▶ WRITTEN EXERCISE
Transcribe every line, keeping it exact.

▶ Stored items
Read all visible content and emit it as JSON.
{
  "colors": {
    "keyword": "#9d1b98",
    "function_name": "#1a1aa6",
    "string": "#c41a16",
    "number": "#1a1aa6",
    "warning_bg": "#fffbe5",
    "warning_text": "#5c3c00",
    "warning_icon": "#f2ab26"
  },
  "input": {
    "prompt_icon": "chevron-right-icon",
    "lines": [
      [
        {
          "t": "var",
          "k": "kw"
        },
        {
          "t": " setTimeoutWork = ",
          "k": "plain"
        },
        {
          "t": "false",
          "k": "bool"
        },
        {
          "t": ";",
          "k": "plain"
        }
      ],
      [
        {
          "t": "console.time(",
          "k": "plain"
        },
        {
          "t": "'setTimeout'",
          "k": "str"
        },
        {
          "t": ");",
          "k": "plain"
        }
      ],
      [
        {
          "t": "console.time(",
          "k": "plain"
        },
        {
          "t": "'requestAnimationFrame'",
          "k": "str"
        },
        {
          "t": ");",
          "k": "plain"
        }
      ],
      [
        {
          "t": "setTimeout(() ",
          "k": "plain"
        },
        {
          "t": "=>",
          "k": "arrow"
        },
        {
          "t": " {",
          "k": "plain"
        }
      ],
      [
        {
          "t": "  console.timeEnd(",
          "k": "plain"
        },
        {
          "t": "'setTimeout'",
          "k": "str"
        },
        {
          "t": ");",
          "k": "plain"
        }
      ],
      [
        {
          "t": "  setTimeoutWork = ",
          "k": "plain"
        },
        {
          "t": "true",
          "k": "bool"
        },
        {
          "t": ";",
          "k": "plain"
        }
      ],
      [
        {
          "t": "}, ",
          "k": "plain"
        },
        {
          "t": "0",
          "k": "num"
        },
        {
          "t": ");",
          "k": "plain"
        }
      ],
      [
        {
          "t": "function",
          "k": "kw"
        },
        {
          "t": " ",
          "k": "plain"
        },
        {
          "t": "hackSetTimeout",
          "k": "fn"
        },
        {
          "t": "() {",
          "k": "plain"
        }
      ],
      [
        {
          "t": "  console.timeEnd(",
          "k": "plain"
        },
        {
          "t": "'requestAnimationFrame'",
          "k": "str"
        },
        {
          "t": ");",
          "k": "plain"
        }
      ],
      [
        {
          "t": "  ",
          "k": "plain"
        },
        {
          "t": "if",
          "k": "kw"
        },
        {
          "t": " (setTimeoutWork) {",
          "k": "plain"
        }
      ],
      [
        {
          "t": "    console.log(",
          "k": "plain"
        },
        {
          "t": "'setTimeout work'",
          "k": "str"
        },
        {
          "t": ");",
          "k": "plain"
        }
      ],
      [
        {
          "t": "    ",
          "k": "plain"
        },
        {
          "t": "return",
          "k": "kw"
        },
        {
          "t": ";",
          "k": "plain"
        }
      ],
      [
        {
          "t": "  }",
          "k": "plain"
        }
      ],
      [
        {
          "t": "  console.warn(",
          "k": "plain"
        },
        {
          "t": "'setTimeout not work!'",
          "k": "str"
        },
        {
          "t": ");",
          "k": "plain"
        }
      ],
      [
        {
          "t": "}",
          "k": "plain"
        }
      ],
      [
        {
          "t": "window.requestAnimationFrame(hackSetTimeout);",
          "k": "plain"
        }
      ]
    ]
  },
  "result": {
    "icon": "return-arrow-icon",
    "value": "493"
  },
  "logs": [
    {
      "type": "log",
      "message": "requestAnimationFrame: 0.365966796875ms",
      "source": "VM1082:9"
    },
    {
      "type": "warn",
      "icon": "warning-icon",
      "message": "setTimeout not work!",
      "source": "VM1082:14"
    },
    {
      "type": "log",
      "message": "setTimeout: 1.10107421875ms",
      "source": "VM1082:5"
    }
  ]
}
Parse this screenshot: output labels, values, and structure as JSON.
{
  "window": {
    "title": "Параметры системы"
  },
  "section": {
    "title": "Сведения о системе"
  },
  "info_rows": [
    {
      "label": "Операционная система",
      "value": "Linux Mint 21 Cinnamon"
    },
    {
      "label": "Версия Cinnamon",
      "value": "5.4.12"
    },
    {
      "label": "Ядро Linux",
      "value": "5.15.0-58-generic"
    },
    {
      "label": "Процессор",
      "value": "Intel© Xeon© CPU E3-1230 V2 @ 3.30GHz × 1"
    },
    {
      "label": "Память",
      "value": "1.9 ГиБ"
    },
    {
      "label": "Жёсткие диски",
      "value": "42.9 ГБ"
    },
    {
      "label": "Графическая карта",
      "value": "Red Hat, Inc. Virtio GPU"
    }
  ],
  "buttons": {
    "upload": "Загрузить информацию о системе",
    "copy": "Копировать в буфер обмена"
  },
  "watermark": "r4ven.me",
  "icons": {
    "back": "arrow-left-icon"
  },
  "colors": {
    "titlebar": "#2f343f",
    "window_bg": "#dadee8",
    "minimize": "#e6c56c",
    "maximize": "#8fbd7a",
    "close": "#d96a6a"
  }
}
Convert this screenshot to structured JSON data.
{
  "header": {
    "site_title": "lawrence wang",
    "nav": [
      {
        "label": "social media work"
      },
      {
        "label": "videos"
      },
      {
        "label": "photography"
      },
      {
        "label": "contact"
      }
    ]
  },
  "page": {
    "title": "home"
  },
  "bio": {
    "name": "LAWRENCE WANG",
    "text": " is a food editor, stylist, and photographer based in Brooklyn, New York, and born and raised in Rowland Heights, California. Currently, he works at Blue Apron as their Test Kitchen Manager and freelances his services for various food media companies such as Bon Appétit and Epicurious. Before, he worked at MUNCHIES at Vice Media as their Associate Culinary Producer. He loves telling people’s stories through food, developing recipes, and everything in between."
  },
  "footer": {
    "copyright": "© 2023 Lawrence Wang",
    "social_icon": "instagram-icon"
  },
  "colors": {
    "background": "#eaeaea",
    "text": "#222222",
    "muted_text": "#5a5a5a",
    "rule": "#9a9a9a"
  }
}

▶ RESPONSE TO THIS TASK
Read all visible content and emit it as JSON.
{
  "colors": {
    "keyword": "#9d1b98",
    "function_name": "#1a1aa6",
    "string": "#c41a16",
    "number": "#1a1aa6",
    "warning_bg": "#fffbe5",
    "warning_text": "#5c3c00",
    "warning_icon": "#f2ab26"
  },
  "input": {
    "prompt_icon": "chevron-right-icon",
    "lines": [
      [
        {
          "t": "var",
          "k": "kw"
        },
        {
          "t": " setTimeoutWork = ",
          "k": "plain"
        },
        {
          "t": "false",
          "k": "bool"
        },
        {
          "t": ";",
          "k": "plain"
        }
      ],
      [
        {
          "t": "console.time(",
          "k": "plain"
        },
        {
          "t": "'setTimeout'",
          "k": "str"
        },
        {
          "t": ");",
          "k": "plain"
        }
      ],
      [
        {
          "t": "console.time(",
          "k": "plain"
        },
        {
          "t": "'requestAnimationFrame'",
          "k": "str"
        },
        {
          "t": ");",
          "k": "plain"
        }
      ],
      [
        {
          "t": "setTimeout(() ",
          "k": "plain"
        },
        {
          "t": "=>",
          "k": "arrow"
        },
        {
          "t": " {",
          "k": "plain"
        }
      ],
      [
        {
          "t": "  console.timeEnd(",
          "k": "plain"
        },
        {
          "t": "'setTimeout'",
          "k": "str"
        },
        {
          "t": ");",
          "k": "plain"
        }
      ],
      [
        {
          "t": "  setTimeoutWork = ",
          "k": "plain"
        },
        {
          "t": "true",
          "k": "bool"
        },
        {
          "t": ";",
          "k": "plain"
        }
      ],
      [
        {
          "t": "}, ",
          "k": "plain"
        },
        {
          "t": "0",
          "k": "num"
        },
        {
          "t": ");",
          "k": "plain"
        }
      ],
      [
        {
          "t": "function",
          "k": "kw"
        },
        {
          "t": " ",
          "k": "plain"
        },
        {
          "t": "hackSetTimeout",
          "k": "fn"
        },
        {
          "t": "() {",
          "k": "plain"
        }
      ],
      [
        {
          "t": "  console.timeEnd(",
          "k": "plain"
        },
        {
          "t": "'requestAnimationFrame'",
          "k": "str"
        },
        {
          "t": ");",
          "k": "plain"
        }
      ],
      [
        {
          "t": "  ",
          "k": "plain"
        },
        {
          "t": "if",
          "k": "kw"
        },
        {
          "t": " (setTimeoutWork) {",
          "k": "plain"
        }
      ],
      [
        {
          "t": "    console.log(",
          "k": "plain"
        },
        {
          "t": "'setTimeout work'",
          "k": "str"
        },
        {
          "t": ");",
          "k": "plain"
        }
      ],
      [
        {
          "t": "    ",
          "k": "plain"
        },
        {
          "t": "return",
          "k": "kw"
        },
        {
          "t": ";",
          "k": "plain"
        }
      ],
      [
        {
          "t": "  }",
          "k": "plain"
        }
      ],
      [
        {
          "t": "  console.warn(",
          "k": "plain"
        },
        {
          "t": "'setTimeout not work!'",
          "k": "str"
        },
        {
          "t": ");",
          "k": "plain"
        }
      ],
      [
        {
          "t": "}",
          "k": "plain"
        }
      ],
      [
        {
          "t": "window.requestAnimationFrame(hackSetTimeout);",
          "k": "plain"
        }
      ]
    ]
  },
  "result": {
    "icon": "return-arrow-icon",
    "value": "493"
  },
  "logs": [
    {
      "type": "log",
      "message": "requestAnimationFrame: 0.365966796875ms",
      "source": "VM1082:9"
    },
    {
      "type": "warn",
      "icon": "warning-icon",
      "message": "setTimeout not work!",
      "source": "VM1082:14"
    },
    {
      "type": "log",
      "message": "setTimeout: 1.10107421875ms",
      "source": "VM1082:5"
    }
  ]
}
Parse this screenshot: output labels, values, and structure as JSON.
{
  "window": {
    "title": "Параметры системы"
  },
  "section": {
    "title": "Сведения о системе"
  },
  "info_rows": [
    {
      "label": "Операционная система",
      "value": "Linux Mint 21 Cinnamon"
    },
    {
      "label": "Версия Cinnamon",
      "value": "5.4.12"
    },
    {
      "label": "Ядро Linux",
      "value": "5.15.0-58-generic"
    },
    {
      "label": "Процессор",
      "value": "Intel© Xeon© CPU E3-1230 V2 @ 3.30GHz × 1"
    },
    {
      "label": "Память",
      "value": "1.9 ГиБ"
    },
    {
      "label": "Жёсткие диски",
      "value": "42.9 ГБ"
    },
    {
      "label": "Графическая карта",
      "value": "Red Hat, Inc. Virtio GPU"
    }
  ],
  "buttons": {
    "upload": "Загрузить информацию о системе",
    "copy": "Копировать в буфер обмена"
  },
  "watermark": "r4ven.me",
  "icons": {
    "back": "arrow-left-icon"
  },
  "colors": {
    "titlebar": "#2f343f",
    "window_bg": "#dadee8",
    "minimize": "#e6c56c",
    "maximize": "#8fbd7a",
    "close": "#d96a6a"
  }
}
Convert this screenshot to structured JSON data.
{
  "header": {
    "site_title": "lawrence wang",
    "nav": [
      {
        "label": "social media work"
      },
      {
        "label": "videos"
      },
      {
        "label": "photography"
      },
      {
        "label": "contact"
      }
    ]
  },
  "page": {
    "title": "home"
  },
  "bio": {
    "name": "LAWRENCE WANG",
    "text": " is a food editor, stylist, and photographer based in Brooklyn, New York, and born and raised in Rowland Heights, California. Currently, he works at Blue Apron as their Test Kitchen Manager and freelances his services for various food media companies such as Bon Appétit and Epicurious. Before, he worked at MUNCHIES at Vice Media as their Associate Culinary Producer. He loves telling people’s stories through food, developing recipes, and everything in between."
  },
  "footer": {
    "copyright": "© 2023 Lawrence Wang",
    "social_icon": "instagram-icon"
  },
  "colors": {
    "background": "#eaeaea",
    "text": "#222222",
    "muted_text": "#5a5a5a",
    "rule": "#9a9a9a"
  }
}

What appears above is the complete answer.